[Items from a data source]
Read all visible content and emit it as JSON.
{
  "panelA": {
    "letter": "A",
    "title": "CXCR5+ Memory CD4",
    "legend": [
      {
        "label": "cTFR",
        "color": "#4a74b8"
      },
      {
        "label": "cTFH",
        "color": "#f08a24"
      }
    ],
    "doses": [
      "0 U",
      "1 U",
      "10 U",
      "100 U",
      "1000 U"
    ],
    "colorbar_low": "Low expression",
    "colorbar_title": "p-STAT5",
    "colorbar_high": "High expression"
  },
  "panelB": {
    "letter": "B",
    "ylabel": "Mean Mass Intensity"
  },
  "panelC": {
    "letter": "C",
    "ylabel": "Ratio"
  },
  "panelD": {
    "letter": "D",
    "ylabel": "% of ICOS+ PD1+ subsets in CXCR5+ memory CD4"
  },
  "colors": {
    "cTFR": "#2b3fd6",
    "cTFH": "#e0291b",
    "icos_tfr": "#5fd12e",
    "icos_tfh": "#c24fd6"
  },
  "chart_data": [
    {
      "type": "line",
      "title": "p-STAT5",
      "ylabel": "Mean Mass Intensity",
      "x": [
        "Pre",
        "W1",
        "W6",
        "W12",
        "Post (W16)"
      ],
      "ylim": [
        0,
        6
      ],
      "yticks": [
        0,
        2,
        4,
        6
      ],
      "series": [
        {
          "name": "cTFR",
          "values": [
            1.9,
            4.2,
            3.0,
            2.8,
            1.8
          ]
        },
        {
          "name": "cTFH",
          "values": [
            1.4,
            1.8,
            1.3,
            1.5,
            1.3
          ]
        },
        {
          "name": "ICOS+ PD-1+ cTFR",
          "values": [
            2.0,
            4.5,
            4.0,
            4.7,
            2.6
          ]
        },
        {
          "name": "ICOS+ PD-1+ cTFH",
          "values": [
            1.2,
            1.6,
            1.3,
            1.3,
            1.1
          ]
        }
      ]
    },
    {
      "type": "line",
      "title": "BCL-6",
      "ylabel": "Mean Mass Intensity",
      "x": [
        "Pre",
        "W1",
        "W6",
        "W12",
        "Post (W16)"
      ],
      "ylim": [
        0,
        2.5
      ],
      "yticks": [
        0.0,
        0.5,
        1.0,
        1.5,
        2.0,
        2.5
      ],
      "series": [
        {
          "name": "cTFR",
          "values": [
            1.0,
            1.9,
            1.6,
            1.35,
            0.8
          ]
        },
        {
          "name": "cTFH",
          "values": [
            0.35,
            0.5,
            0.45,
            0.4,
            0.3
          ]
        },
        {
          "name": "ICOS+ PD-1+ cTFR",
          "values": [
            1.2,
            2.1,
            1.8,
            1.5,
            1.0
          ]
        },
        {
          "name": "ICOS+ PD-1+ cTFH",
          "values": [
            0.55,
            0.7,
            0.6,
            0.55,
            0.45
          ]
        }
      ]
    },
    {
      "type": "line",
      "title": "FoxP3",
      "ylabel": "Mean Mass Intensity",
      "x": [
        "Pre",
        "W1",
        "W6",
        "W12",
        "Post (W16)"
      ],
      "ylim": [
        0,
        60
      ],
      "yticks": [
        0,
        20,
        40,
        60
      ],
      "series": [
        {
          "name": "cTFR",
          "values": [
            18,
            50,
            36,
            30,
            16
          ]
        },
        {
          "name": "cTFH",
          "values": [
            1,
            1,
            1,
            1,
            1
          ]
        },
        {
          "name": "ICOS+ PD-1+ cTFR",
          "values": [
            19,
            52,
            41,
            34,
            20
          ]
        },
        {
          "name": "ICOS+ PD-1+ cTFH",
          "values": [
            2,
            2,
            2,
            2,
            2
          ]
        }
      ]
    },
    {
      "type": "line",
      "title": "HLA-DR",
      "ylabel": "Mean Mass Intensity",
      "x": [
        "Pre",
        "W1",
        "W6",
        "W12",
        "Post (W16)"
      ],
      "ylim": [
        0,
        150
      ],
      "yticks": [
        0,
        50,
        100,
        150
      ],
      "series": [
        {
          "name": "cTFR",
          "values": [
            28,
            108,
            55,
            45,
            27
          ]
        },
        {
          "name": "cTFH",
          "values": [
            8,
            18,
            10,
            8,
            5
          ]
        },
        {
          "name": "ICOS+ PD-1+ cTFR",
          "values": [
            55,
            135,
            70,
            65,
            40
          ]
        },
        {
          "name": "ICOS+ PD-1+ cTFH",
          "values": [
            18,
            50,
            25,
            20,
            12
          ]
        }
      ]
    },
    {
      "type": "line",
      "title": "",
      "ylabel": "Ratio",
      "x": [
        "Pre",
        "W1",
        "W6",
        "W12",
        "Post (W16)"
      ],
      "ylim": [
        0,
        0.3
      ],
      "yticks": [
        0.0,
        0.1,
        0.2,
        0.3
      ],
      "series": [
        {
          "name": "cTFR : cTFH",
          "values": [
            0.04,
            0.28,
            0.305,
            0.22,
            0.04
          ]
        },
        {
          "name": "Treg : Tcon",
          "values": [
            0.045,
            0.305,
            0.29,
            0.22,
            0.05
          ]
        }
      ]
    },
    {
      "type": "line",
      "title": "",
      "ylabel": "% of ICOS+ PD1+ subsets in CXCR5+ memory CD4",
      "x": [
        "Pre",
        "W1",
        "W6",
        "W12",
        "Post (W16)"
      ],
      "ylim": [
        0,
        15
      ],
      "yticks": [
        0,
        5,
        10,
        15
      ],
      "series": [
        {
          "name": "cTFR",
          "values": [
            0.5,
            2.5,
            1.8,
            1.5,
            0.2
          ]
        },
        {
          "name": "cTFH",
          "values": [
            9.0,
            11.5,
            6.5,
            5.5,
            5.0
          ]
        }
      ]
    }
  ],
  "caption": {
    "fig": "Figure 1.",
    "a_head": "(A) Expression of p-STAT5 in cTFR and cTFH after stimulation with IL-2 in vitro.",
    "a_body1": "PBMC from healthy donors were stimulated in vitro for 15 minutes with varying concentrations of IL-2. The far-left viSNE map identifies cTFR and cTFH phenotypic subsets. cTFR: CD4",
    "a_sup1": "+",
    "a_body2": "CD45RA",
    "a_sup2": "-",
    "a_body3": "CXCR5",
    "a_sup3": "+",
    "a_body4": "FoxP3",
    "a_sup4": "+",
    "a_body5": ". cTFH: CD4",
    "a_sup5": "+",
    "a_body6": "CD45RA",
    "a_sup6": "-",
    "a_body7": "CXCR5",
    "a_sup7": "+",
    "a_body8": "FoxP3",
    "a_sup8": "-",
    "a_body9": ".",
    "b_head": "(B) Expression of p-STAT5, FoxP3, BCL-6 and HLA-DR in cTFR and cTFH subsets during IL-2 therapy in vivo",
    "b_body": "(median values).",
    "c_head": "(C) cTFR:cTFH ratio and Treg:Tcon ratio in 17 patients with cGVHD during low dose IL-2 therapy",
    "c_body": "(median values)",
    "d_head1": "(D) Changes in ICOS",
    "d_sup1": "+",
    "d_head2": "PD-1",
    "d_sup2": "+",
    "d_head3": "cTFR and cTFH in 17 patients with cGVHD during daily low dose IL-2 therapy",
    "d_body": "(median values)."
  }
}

* Task brief:
How many lines of the records contain the string "median"? Respond with the number alone.

* Expected answer:
3